» **INPUT ROWS**:
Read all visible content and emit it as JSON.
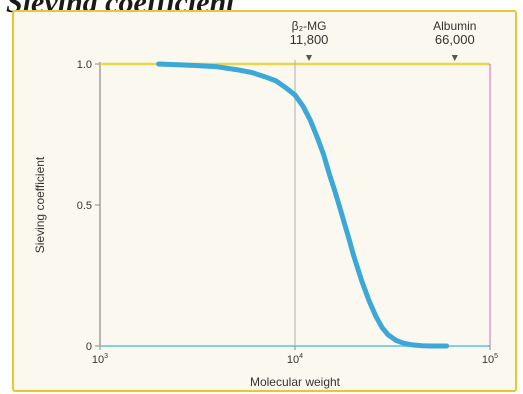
{
  "title": "Sieving coefficient",
  "chart_data": {
    "type": "line",
    "title": "Sieving coefficient",
    "xlabel": "Molecular weight",
    "ylabel": "Sieving coefficient",
    "x_scale": "log",
    "xlim": [
      1000,
      100000
    ],
    "ylim": [
      0,
      1.0
    ],
    "x_ticks": [
      {
        "value": 1000,
        "base": "10",
        "exp": "3"
      },
      {
        "value": 10000,
        "base": "10",
        "exp": "4"
      },
      {
        "value": 100000,
        "base": "10",
        "exp": "5"
      }
    ],
    "y_ticks": [
      {
        "value": 0,
        "label": "0"
      },
      {
        "value": 0.5,
        "label": "0.5"
      },
      {
        "value": 1.0,
        "label": "1.0"
      }
    ],
    "series": [
      {
        "color": "#3ba8d8",
        "x": [
          2000,
          3000,
          4000,
          5000,
          6000,
          7000,
          8000,
          9000,
          10000,
          11000,
          12000,
          13000,
          14000,
          15000,
          16000,
          17000,
          18000,
          19000,
          20000,
          22000,
          24000,
          26000,
          28000,
          30000,
          33000,
          36000,
          40000,
          45000,
          50000,
          60000
        ],
        "y": [
          1.0,
          0.995,
          0.99,
          0.98,
          0.97,
          0.955,
          0.94,
          0.915,
          0.89,
          0.85,
          0.8,
          0.74,
          0.68,
          0.61,
          0.55,
          0.49,
          0.43,
          0.375,
          0.32,
          0.23,
          0.16,
          0.105,
          0.065,
          0.04,
          0.02,
          0.01,
          0.004,
          0.001,
          0.0,
          0.0
        ]
      }
    ],
    "annotations": [
      {
        "name": "beta2-mg",
        "label": "β₂-MG",
        "value_label": "11,800",
        "x": 11800
      },
      {
        "name": "albumin",
        "label": "Albumin",
        "value_label": "66,000",
        "x": 66000
      }
    ],
    "reference_line_x": 10000,
    "grid": false,
    "colors": {
      "top_line": "#e8d84a",
      "bottom_line": "#7fd0e8",
      "marker": "#555555",
      "axis": "#8a8a8a"
    }
  }
}
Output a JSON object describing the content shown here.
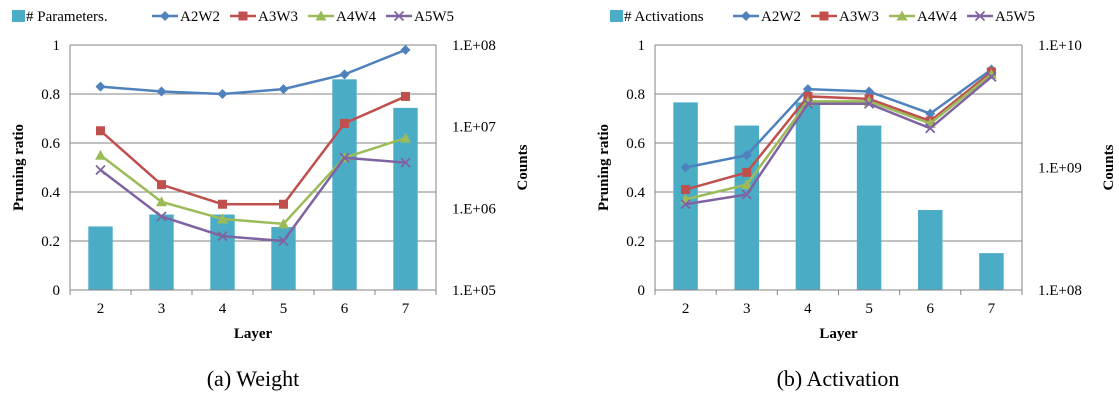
{
  "chart_data": [
    {
      "type": "bar+line",
      "caption": "(a) Weight",
      "xlabel": "Layer",
      "ylabel_left": "Pruning ratio",
      "ylabel_right": "Counts",
      "categories": [
        "2",
        "3",
        "4",
        "5",
        "6",
        "7"
      ],
      "ylim_left": [
        0,
        1
      ],
      "yticks_left": [
        "0",
        "0.2",
        "0.4",
        "0.6",
        "0.8",
        "1"
      ],
      "ylim_right_log10": [
        5,
        8
      ],
      "yticks_right": [
        "1.E+05",
        "1.E+06",
        "1.E+07",
        "1.E+08"
      ],
      "grid": "horizontal",
      "legend_position": "top",
      "bar_series": {
        "name": "# Parameters.",
        "values": [
          600000,
          840000,
          840000,
          590000,
          38000000,
          17000000
        ],
        "color": "#4BACC6"
      },
      "series": [
        {
          "name": "A2W2",
          "values": [
            0.83,
            0.81,
            0.8,
            0.82,
            0.88,
            0.98
          ],
          "color": "#4F81BD",
          "marker": "diamond"
        },
        {
          "name": "A3W3",
          "values": [
            0.65,
            0.43,
            0.35,
            0.35,
            0.68,
            0.79
          ],
          "color": "#C0504D",
          "marker": "square"
        },
        {
          "name": "A4W4",
          "values": [
            0.55,
            0.36,
            0.29,
            0.27,
            0.54,
            0.62
          ],
          "color": "#9BBB59",
          "marker": "triangle"
        },
        {
          "name": "A5W5",
          "values": [
            0.49,
            0.3,
            0.22,
            0.2,
            0.54,
            0.52
          ],
          "color": "#8064A2",
          "marker": "x"
        }
      ]
    },
    {
      "type": "bar+line",
      "caption": "(b) Activation",
      "xlabel": "Layer",
      "ylabel_left": "Pruning ratio",
      "ylabel_right": "Counts",
      "categories": [
        "2",
        "3",
        "4",
        "5",
        "6",
        "7"
      ],
      "ylim_left": [
        0,
        1
      ],
      "yticks_left": [
        "0",
        "0.2",
        "0.4",
        "0.6",
        "0.8",
        "1"
      ],
      "ylim_right_log10": [
        8,
        10
      ],
      "yticks_right": [
        "1.E+08",
        "1.E+09",
        "1.E+10"
      ],
      "grid": "horizontal",
      "legend_position": "top",
      "bar_series": {
        "name": "# Activations",
        "values": [
          3400000000,
          2200000000,
          3400000000,
          2200000000,
          450000000,
          200000000
        ],
        "color": "#4BACC6"
      },
      "series": [
        {
          "name": "A2W2",
          "values": [
            0.5,
            0.55,
            0.82,
            0.81,
            0.72,
            0.9
          ],
          "color": "#4F81BD",
          "marker": "diamond"
        },
        {
          "name": "A3W3",
          "values": [
            0.41,
            0.48,
            0.79,
            0.78,
            0.69,
            0.89
          ],
          "color": "#C0504D",
          "marker": "square"
        },
        {
          "name": "A4W4",
          "values": [
            0.37,
            0.43,
            0.77,
            0.77,
            0.68,
            0.88
          ],
          "color": "#9BBB59",
          "marker": "triangle"
        },
        {
          "name": "A5W5",
          "values": [
            0.35,
            0.39,
            0.76,
            0.76,
            0.66,
            0.87
          ],
          "color": "#8064A2",
          "marker": "x"
        }
      ]
    }
  ]
}
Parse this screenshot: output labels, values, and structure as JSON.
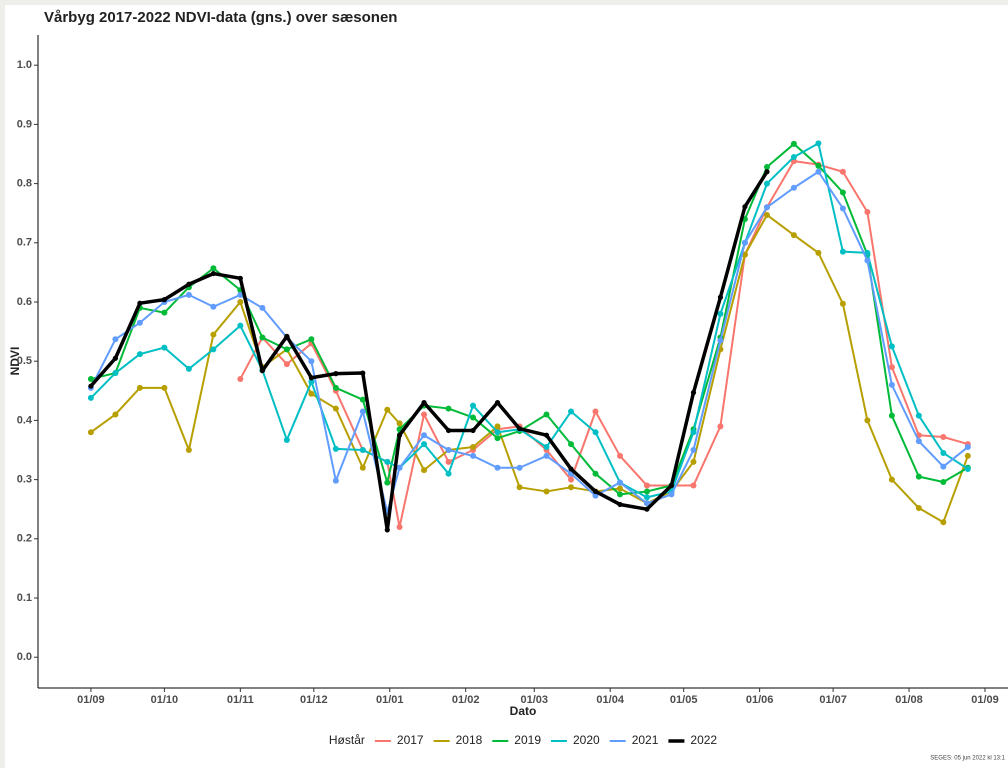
{
  "chart_data": {
    "type": "line",
    "title": "Vårbyg 2017-2022 NDVI-data (gns.) over sæsonen",
    "x_label": "Dato",
    "y_label": "NDVI",
    "legend_title": "Høstår",
    "source": "SEGES:  05 jun 2022 kl 13:1",
    "legend_position": "bottom",
    "grid": false,
    "xlim": [
      -21.6,
      374.4
    ],
    "ylim": [
      -0.052,
      1.051
    ],
    "xticks": [
      {
        "value": 0,
        "label": "01/09"
      },
      {
        "value": 30,
        "label": "01/10"
      },
      {
        "value": 61,
        "label": "01/11"
      },
      {
        "value": 91,
        "label": "01/12"
      },
      {
        "value": 122,
        "label": "01/01"
      },
      {
        "value": 153,
        "label": "01/02"
      },
      {
        "value": 181,
        "label": "01/03"
      },
      {
        "value": 212,
        "label": "01/04"
      },
      {
        "value": 242,
        "label": "01/05"
      },
      {
        "value": 273,
        "label": "01/06"
      },
      {
        "value": 303,
        "label": "01/07"
      },
      {
        "value": 334,
        "label": "01/08"
      },
      {
        "value": 365,
        "label": "01/09"
      }
    ],
    "yticks": [
      {
        "value": 0,
        "label": "0.0"
      },
      0.1,
      0.2,
      0.3,
      0.4,
      0.5,
      0.6,
      0.7,
      0.8,
      0.9,
      {
        "value": 1,
        "label": "1.0"
      }
    ],
    "x": [
      0,
      10,
      20,
      30,
      40,
      50,
      61,
      70,
      80,
      90,
      100,
      111,
      121,
      126,
      136,
      146,
      156,
      166,
      175,
      186,
      196,
      206,
      216,
      227,
      237,
      246,
      257,
      267,
      276,
      287,
      297,
      307,
      317,
      327,
      338,
      348,
      358
    ],
    "series": [
      {
        "name": "2017",
        "color": "#F8766D",
        "width": 2,
        "values": [
          null,
          null,
          null,
          null,
          null,
          null,
          0.47,
          0.54,
          0.495,
          0.53,
          0.45,
          0.35,
          0.33,
          0.22,
          0.41,
          0.33,
          0.35,
          0.385,
          0.39,
          0.35,
          0.3,
          0.415,
          0.34,
          0.29,
          0.29,
          0.29,
          0.39,
          0.68,
          0.76,
          0.838,
          0.832,
          0.82,
          0.752,
          0.49,
          0.375,
          0.372,
          0.36
        ]
      },
      {
        "name": "2018",
        "color": "#B79F00",
        "width": 2,
        "values": [
          0.38,
          0.41,
          0.455,
          0.455,
          0.35,
          0.545,
          0.6,
          0.49,
          0.52,
          0.445,
          0.42,
          0.32,
          0.418,
          0.395,
          0.316,
          0.35,
          0.355,
          0.39,
          0.287,
          0.28,
          0.287,
          0.28,
          0.285,
          0.26,
          0.28,
          0.33,
          0.52,
          0.68,
          0.747,
          0.713,
          0.683,
          0.597,
          0.4,
          0.3,
          0.252,
          0.228,
          0.34
        ]
      },
      {
        "name": "2019",
        "color": "#00BA38",
        "width": 2,
        "values": [
          0.47,
          0.48,
          0.59,
          0.582,
          0.625,
          0.657,
          0.62,
          0.54,
          0.52,
          0.537,
          0.455,
          0.435,
          0.295,
          0.385,
          0.425,
          0.42,
          0.405,
          0.37,
          0.382,
          0.41,
          0.36,
          0.31,
          0.275,
          0.28,
          0.29,
          0.385,
          0.54,
          0.74,
          0.828,
          0.867,
          0.83,
          0.785,
          0.68,
          0.408,
          0.305,
          0.296,
          0.32
        ]
      },
      {
        "name": "2020",
        "color": "#00BFC4",
        "width": 2,
        "values": [
          0.438,
          0.48,
          0.512,
          0.523,
          0.487,
          0.52,
          0.56,
          0.485,
          0.367,
          0.465,
          0.352,
          0.35,
          0.33,
          0.32,
          0.36,
          0.31,
          0.425,
          0.38,
          0.385,
          0.355,
          0.415,
          0.38,
          0.295,
          0.27,
          0.28,
          0.38,
          0.58,
          0.7,
          0.8,
          0.845,
          0.868,
          0.685,
          0.683,
          0.525,
          0.408,
          0.345,
          0.318
        ]
      },
      {
        "name": "2021",
        "color": "#619CFF",
        "width": 2,
        "values": [
          0.455,
          0.537,
          0.565,
          0.6,
          0.612,
          0.592,
          0.612,
          0.59,
          0.54,
          0.5,
          0.298,
          0.415,
          0.245,
          0.32,
          0.375,
          0.35,
          0.34,
          0.32,
          0.32,
          0.34,
          0.31,
          0.273,
          0.295,
          0.26,
          0.275,
          0.35,
          0.535,
          0.7,
          0.76,
          0.793,
          0.82,
          0.758,
          0.67,
          0.46,
          0.365,
          0.322,
          0.355
        ]
      },
      {
        "name": "2022",
        "color": "#000000",
        "width": 3.5,
        "values": [
          0.458,
          0.505,
          0.598,
          0.604,
          0.63,
          0.648,
          0.64,
          0.484,
          0.542,
          0.472,
          0.479,
          0.48,
          0.215,
          0.375,
          0.43,
          0.383,
          0.383,
          0.43,
          0.386,
          0.375,
          0.318,
          0.28,
          0.258,
          0.25,
          0.29,
          0.447,
          0.608,
          0.761,
          0.82,
          null,
          null,
          null,
          null,
          null,
          null,
          null,
          null
        ]
      }
    ]
  }
}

» **TASK PROMPT**: In the material above, find the lines that contain "NDVI" and show them.

» **ANSWER TO THIS EXERCISE**:
    "title": "Vårbyg 2017-2022 NDVI-data (gns.) over sæsonen",
    "y_label": "NDVI",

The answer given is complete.